___ Data provided ___

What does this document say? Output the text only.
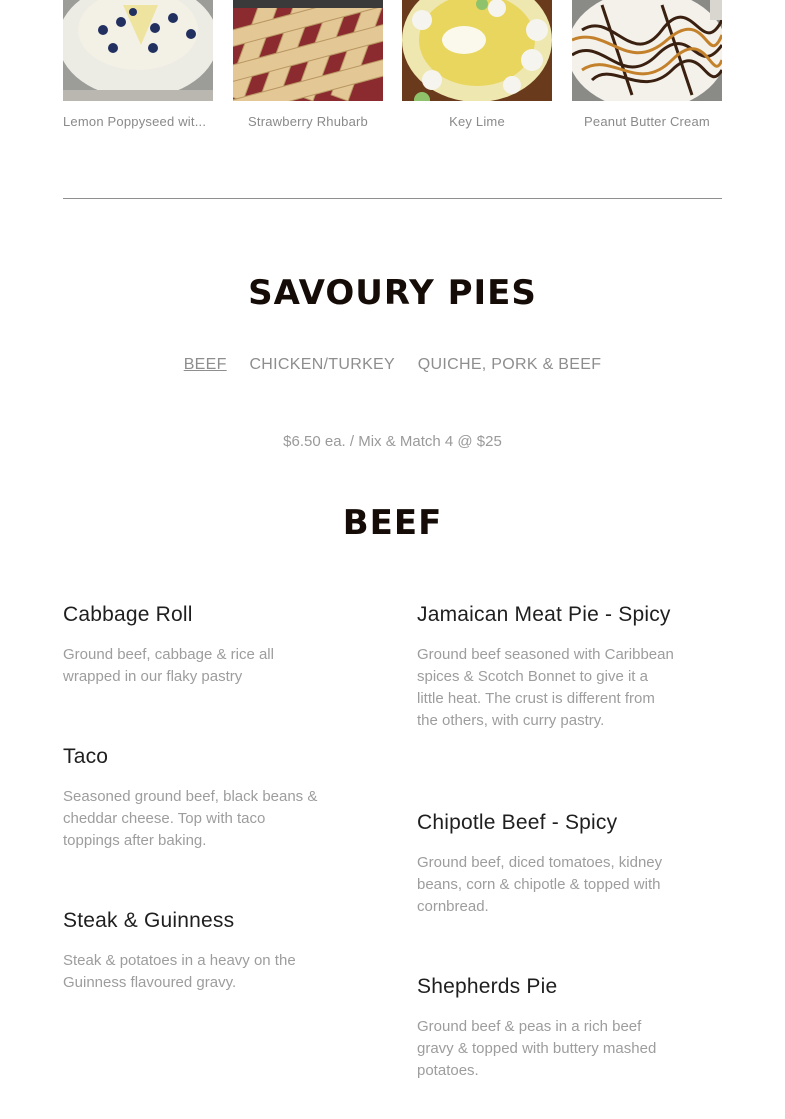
Lemon Poppyseed wit...	Strawberry Rhubarb	Key Lime	Peanut Butter Cream
SAVOURY PIES
BEEF CHICKEN/TURKEY QUICHE, PORK & BEEF
$6.50 ea. / Mix & Match 4 @ $25
BEEF
Cabbage Roll
Ground beef, cabbage & rice all wrapped in our flaky pastry
Taco
Seasoned ground beef, black beans & cheddar cheese. Top with taco toppings after baking.
Steak & Guinness
Steak & potatoes in a heavy on the Guinness flavoured gravy.
Jamaican Meat Pie - Spicy
Ground beef seasoned with Caribbean spices & Scotch Bonnet to give it a little heat. The crust is different from the others, with curry pastry.
Chipotle Beef - Spicy
Ground beef, diced tomatoes, kidney beans, corn & chipotle & topped with cornbread.
Shepherds Pie
Ground beef & peas in a rich beef gravy & topped with buttery mashed potatoes.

___

What needs to be done:
Your task is to copy the entries in full and exactly, without any images.

Exercise solution:
What does this document say? Output the text only.
Lemon Poppyseed wit...	Strawberry Rhubarb	Key Lime	Peanut Butter Cream
SAVOURY PIES
BEEF CHICKEN/TURKEY QUICHE, PORK & BEEF
$6.50 ea. / Mix & Match 4 @ $25
BEEF
Cabbage Roll
Ground beef, cabbage & rice all wrapped in our flaky pastry
Taco
Seasoned ground beef, black beans & cheddar cheese. Top with taco toppings after baking.
Steak & Guinness
Steak & potatoes in a heavy on the Guinness flavoured gravy.
Jamaican Meat Pie - Spicy
Ground beef seasoned with Caribbean spices & Scotch Bonnet to give it a little heat. The crust is different from the others, with curry pastry.
Chipotle Beef - Spicy
Ground beef, diced tomatoes, kidney beans, corn & chipotle & topped with cornbread.
Shepherds Pie
Ground beef & peas in a rich beef gravy & topped with buttery mashed potatoes.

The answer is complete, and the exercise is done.